## SUPPLIED DATA:
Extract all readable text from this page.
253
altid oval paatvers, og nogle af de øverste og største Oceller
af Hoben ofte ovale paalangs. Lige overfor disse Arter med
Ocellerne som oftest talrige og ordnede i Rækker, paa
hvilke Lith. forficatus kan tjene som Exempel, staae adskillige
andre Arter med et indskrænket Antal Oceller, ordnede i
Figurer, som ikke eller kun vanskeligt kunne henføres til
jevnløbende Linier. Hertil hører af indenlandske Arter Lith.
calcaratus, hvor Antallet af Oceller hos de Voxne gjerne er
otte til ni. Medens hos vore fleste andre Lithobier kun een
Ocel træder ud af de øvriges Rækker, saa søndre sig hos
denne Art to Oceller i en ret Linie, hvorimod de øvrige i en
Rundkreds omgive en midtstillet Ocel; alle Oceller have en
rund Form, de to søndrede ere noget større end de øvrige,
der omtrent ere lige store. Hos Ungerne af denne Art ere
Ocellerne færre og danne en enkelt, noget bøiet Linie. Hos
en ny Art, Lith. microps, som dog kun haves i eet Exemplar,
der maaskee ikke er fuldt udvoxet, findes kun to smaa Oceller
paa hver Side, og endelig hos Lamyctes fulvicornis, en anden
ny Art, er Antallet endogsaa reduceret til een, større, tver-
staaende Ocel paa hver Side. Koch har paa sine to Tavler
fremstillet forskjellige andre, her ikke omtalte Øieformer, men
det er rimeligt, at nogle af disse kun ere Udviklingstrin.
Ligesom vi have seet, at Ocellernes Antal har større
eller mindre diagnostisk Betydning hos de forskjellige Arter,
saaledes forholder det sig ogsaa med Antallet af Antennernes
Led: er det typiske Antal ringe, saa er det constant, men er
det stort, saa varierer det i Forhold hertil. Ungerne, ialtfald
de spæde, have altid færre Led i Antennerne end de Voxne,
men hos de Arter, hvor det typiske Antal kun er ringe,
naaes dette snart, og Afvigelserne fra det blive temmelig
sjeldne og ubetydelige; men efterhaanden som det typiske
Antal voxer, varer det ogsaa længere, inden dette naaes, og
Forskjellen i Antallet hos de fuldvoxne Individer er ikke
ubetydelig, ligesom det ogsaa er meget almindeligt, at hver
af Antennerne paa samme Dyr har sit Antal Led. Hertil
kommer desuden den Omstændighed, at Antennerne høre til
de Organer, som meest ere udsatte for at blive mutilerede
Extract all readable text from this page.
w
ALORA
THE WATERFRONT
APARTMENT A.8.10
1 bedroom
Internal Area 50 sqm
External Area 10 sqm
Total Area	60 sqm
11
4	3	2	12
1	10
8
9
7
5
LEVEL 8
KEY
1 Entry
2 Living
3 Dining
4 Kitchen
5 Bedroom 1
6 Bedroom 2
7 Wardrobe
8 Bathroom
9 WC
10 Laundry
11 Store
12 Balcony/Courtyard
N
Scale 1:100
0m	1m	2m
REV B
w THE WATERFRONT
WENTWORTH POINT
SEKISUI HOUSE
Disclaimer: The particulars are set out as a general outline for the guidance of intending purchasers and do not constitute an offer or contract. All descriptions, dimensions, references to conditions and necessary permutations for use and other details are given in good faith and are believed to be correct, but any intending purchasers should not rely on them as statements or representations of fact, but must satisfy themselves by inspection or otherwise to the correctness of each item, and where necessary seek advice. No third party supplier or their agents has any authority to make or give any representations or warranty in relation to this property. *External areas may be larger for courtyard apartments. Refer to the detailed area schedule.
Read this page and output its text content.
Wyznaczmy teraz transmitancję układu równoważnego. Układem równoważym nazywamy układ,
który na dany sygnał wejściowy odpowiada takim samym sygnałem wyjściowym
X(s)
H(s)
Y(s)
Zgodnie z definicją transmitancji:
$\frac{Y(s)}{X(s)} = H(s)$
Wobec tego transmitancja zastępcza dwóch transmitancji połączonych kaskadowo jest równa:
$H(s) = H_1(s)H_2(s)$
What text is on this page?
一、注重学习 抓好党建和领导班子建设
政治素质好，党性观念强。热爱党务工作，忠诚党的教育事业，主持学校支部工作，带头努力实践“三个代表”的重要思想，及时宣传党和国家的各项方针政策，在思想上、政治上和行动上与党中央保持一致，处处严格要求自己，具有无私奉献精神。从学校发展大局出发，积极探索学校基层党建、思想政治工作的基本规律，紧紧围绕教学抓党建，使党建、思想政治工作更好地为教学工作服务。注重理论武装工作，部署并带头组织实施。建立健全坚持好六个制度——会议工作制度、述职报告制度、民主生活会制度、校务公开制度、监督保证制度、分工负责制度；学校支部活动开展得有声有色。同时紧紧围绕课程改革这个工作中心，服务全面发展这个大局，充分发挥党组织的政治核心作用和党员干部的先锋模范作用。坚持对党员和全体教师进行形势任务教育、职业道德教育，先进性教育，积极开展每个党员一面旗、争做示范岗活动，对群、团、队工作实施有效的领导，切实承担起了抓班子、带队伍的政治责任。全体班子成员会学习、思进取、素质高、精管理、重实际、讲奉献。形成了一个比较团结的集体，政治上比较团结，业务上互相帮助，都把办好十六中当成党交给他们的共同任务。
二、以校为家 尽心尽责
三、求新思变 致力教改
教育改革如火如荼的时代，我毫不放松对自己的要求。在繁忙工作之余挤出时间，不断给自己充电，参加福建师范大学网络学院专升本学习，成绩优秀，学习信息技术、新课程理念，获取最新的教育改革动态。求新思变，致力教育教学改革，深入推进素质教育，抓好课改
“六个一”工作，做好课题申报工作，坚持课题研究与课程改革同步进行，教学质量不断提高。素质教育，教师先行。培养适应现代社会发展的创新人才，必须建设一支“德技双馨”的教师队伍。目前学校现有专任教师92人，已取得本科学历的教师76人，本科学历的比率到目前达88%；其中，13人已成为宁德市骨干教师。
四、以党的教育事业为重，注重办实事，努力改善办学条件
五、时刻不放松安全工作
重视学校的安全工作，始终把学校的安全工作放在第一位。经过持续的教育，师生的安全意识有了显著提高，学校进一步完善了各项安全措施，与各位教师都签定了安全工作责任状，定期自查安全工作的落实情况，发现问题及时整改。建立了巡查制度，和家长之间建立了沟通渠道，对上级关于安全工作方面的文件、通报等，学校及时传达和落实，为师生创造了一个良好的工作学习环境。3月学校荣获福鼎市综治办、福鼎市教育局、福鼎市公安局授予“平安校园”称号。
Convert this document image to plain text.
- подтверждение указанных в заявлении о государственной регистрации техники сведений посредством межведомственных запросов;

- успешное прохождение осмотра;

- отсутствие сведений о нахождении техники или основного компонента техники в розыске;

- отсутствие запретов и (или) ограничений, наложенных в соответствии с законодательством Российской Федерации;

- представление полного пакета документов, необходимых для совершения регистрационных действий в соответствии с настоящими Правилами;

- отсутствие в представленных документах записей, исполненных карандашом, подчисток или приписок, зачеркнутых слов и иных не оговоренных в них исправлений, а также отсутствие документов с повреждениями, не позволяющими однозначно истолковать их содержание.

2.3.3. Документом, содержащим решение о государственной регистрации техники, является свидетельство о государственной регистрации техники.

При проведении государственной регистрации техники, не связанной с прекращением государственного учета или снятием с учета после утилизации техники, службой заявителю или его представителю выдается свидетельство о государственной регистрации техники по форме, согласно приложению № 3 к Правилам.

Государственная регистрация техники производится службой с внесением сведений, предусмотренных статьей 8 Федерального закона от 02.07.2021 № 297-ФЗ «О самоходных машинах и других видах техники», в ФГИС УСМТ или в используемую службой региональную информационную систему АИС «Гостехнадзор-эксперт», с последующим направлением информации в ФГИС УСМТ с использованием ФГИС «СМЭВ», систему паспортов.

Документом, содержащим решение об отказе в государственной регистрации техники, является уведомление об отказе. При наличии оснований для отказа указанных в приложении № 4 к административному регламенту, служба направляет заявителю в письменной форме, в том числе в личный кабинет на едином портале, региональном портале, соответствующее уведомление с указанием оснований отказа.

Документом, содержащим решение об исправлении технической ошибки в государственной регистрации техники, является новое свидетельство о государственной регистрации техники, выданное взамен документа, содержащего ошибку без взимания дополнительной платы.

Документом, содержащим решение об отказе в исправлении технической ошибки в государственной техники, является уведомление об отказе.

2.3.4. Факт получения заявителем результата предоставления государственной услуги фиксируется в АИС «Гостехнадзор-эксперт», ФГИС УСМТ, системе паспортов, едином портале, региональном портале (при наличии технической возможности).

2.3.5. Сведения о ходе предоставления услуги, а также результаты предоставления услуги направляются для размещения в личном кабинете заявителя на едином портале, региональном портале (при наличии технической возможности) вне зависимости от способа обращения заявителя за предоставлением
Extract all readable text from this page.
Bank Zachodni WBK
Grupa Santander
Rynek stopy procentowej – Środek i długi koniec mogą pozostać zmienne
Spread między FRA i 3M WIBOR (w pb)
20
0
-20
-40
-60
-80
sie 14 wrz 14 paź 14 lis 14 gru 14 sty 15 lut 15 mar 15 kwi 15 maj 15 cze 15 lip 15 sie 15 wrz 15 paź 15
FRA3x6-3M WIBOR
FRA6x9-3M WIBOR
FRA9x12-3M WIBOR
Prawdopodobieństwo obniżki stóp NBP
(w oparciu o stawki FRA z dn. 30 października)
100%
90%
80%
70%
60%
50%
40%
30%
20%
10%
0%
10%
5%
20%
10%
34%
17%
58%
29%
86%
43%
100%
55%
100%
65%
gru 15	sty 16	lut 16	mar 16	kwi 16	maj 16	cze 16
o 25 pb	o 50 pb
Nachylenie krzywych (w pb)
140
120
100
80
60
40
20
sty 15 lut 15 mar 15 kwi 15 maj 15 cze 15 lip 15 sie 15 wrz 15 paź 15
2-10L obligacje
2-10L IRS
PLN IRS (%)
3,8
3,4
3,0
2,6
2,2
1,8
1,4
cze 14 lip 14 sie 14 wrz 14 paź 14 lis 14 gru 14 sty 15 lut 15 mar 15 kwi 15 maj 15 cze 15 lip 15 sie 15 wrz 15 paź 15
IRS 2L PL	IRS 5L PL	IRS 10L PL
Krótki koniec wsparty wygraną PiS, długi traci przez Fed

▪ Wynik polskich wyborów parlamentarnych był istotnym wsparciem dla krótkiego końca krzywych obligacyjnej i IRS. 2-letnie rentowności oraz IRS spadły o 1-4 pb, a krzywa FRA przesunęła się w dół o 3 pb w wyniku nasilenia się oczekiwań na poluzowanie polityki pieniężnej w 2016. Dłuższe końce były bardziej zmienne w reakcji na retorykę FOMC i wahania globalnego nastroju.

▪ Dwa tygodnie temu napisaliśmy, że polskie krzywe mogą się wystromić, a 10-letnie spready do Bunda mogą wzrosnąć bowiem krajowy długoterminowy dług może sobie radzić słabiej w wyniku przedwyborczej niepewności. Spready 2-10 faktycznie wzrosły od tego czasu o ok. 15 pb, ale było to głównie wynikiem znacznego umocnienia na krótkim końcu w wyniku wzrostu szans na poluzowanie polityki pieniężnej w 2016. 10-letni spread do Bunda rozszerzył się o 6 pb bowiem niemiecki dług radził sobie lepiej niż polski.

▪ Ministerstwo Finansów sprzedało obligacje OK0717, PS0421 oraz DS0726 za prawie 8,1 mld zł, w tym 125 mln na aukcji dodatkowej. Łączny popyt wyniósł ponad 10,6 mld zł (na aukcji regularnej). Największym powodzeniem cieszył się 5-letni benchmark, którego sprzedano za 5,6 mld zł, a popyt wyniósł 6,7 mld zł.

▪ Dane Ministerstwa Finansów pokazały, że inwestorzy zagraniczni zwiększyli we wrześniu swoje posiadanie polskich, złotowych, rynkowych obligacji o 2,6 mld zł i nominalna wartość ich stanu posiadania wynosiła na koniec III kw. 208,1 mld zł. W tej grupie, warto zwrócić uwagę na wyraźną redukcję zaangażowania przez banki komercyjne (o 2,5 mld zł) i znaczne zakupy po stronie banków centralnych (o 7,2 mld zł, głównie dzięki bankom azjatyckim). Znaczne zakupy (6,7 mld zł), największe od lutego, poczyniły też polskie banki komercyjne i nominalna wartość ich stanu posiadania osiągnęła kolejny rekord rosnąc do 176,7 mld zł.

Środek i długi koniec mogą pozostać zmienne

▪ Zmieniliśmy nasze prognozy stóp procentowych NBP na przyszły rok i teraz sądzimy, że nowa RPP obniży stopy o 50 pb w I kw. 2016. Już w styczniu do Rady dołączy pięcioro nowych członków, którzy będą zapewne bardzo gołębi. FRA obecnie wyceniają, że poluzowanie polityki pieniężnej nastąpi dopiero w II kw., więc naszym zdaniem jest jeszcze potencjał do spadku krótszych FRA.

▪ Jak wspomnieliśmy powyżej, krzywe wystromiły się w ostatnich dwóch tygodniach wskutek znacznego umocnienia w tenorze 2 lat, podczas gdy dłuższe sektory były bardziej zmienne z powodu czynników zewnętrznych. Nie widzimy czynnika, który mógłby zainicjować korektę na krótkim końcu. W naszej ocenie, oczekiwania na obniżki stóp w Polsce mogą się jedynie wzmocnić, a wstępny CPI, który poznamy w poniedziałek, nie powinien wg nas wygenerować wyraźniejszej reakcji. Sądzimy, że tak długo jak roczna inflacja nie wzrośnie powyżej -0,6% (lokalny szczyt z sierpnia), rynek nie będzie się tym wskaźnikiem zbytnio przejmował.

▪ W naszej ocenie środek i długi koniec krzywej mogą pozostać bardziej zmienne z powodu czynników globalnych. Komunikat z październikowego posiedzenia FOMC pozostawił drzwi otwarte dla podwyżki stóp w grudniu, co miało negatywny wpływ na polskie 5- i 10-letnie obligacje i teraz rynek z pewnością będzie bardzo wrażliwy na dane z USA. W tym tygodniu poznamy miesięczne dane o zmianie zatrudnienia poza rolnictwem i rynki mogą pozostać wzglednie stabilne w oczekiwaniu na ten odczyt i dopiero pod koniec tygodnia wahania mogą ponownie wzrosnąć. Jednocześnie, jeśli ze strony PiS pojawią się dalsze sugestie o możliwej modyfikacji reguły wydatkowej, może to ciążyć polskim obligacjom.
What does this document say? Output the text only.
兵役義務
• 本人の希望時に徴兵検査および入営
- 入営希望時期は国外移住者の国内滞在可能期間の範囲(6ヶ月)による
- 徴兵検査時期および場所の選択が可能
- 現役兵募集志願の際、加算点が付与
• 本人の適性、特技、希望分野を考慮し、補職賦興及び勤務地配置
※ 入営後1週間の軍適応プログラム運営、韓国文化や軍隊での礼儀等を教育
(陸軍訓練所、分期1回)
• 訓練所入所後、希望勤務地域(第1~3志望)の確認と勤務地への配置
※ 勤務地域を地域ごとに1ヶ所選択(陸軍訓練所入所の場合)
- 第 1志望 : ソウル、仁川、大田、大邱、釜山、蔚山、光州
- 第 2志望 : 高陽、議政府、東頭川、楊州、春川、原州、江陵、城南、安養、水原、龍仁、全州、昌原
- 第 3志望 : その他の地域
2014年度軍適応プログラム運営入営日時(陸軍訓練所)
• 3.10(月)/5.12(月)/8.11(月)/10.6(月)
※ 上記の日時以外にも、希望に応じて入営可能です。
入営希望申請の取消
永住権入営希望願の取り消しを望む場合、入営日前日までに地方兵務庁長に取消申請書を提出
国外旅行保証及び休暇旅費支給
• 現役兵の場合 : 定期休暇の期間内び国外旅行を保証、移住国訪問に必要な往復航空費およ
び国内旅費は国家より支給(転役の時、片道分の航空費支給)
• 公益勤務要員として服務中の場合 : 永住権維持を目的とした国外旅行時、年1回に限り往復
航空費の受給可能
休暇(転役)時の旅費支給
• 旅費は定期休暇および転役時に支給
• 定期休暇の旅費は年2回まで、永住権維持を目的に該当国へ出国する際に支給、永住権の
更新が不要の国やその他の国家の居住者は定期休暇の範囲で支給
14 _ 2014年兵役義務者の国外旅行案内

## THE EXERCISE:
Check each line of the data above for the string "poznamy" and report only how many lines have it.

## COMPLETE ANSWER:
2